EXERCISE DESCRIPTION
Copy out the lines below that hold the word "Aspergillus".

INPUT MATERIAL

###

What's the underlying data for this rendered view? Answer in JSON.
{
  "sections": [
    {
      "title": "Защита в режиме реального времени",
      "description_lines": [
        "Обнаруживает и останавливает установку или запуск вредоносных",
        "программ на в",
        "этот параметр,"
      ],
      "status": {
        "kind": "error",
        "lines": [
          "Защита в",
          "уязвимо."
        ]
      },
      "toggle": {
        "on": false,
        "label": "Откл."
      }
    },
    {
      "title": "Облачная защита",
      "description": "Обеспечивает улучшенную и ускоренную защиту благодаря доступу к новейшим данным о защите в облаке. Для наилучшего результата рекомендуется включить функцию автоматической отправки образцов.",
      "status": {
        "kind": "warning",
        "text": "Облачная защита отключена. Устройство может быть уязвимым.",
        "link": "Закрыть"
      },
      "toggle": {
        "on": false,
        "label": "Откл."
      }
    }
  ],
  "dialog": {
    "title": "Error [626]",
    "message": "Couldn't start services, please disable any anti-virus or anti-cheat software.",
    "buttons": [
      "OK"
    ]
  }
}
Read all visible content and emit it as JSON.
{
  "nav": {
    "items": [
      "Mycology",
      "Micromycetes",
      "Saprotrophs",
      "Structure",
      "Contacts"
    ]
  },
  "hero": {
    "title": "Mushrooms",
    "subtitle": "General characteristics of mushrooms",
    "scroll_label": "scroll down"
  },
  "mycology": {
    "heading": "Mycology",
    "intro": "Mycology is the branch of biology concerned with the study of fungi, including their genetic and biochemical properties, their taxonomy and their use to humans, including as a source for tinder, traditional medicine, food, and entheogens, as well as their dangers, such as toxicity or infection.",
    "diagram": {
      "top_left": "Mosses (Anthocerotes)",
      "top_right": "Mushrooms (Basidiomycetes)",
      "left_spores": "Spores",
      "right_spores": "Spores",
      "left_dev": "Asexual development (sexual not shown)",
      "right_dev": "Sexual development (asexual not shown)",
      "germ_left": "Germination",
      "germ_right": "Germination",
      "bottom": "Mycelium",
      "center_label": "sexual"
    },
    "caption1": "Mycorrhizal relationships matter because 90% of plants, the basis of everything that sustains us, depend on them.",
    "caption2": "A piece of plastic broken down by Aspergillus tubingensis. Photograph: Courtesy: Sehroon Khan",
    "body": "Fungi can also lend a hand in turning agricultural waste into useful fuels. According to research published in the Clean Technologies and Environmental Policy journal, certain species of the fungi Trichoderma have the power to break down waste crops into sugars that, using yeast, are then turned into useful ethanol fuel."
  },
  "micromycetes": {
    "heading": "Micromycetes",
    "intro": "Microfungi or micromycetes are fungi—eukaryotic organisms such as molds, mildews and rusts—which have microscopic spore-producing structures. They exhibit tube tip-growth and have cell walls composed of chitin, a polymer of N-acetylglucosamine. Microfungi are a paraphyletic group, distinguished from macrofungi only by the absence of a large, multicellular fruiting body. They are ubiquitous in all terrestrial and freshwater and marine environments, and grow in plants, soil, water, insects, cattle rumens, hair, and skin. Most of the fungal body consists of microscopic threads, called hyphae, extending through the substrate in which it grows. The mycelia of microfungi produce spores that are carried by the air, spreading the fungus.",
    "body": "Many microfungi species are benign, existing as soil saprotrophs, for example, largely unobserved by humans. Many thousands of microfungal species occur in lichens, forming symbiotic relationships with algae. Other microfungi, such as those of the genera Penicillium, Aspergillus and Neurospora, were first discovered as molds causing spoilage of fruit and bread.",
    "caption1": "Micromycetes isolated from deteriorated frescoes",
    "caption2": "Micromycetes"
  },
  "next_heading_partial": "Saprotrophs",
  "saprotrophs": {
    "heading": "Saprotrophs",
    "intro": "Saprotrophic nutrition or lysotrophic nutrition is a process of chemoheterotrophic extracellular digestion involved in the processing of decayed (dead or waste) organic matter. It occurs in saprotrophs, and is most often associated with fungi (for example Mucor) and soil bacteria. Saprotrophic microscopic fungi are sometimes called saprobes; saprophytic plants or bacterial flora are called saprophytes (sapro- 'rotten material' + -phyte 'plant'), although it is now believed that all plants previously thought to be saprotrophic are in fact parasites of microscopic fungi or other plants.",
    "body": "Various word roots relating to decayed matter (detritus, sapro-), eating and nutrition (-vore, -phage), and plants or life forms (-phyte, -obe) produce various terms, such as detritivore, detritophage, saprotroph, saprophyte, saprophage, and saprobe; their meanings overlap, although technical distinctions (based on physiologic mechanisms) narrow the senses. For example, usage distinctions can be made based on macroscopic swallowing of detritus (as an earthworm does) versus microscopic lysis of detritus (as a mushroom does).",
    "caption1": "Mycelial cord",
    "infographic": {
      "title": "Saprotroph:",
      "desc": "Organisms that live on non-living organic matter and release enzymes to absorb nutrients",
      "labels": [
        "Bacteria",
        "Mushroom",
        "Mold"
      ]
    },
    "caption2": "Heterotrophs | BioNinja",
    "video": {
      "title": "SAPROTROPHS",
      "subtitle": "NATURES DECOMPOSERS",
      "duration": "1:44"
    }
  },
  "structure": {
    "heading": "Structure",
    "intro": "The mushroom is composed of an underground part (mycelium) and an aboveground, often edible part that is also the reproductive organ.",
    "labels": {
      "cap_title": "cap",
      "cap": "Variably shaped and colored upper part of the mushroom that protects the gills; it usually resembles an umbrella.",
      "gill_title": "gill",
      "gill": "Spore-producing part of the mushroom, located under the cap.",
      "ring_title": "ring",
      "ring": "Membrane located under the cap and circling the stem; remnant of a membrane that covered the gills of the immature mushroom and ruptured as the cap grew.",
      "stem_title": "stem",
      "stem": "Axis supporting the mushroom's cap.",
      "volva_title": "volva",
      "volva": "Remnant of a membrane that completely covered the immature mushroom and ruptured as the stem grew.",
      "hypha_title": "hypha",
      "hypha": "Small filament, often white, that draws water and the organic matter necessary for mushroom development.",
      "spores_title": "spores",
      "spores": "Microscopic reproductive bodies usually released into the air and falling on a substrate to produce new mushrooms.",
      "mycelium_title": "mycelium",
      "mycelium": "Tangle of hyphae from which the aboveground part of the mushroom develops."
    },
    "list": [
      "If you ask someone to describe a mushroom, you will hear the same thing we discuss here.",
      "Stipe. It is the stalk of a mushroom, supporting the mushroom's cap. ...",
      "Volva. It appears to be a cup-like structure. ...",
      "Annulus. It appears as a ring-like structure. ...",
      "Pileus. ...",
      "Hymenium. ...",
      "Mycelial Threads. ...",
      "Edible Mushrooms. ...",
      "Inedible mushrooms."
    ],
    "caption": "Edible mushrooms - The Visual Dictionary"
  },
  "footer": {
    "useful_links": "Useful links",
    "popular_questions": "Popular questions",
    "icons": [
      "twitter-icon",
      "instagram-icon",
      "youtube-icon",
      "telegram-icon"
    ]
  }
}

###

RESULT FOR THIS EXERCISE
    "caption2": "A piece of plastic broken down by Aspergillus tubingensis. Photograph: Courtesy: Sehroon Khan",
    "body": "Many microfungi species are benign, existing as soil saprotrophs, for example, largely unobserved by humans. Many thousands of microfungal species occur in lichens, forming symbiotic relationships with algae. Other microfungi, such as those of the genera Penicillium, Aspergillus and Neurospora, were first discovered as molds causing spoilage of fruit and bread.",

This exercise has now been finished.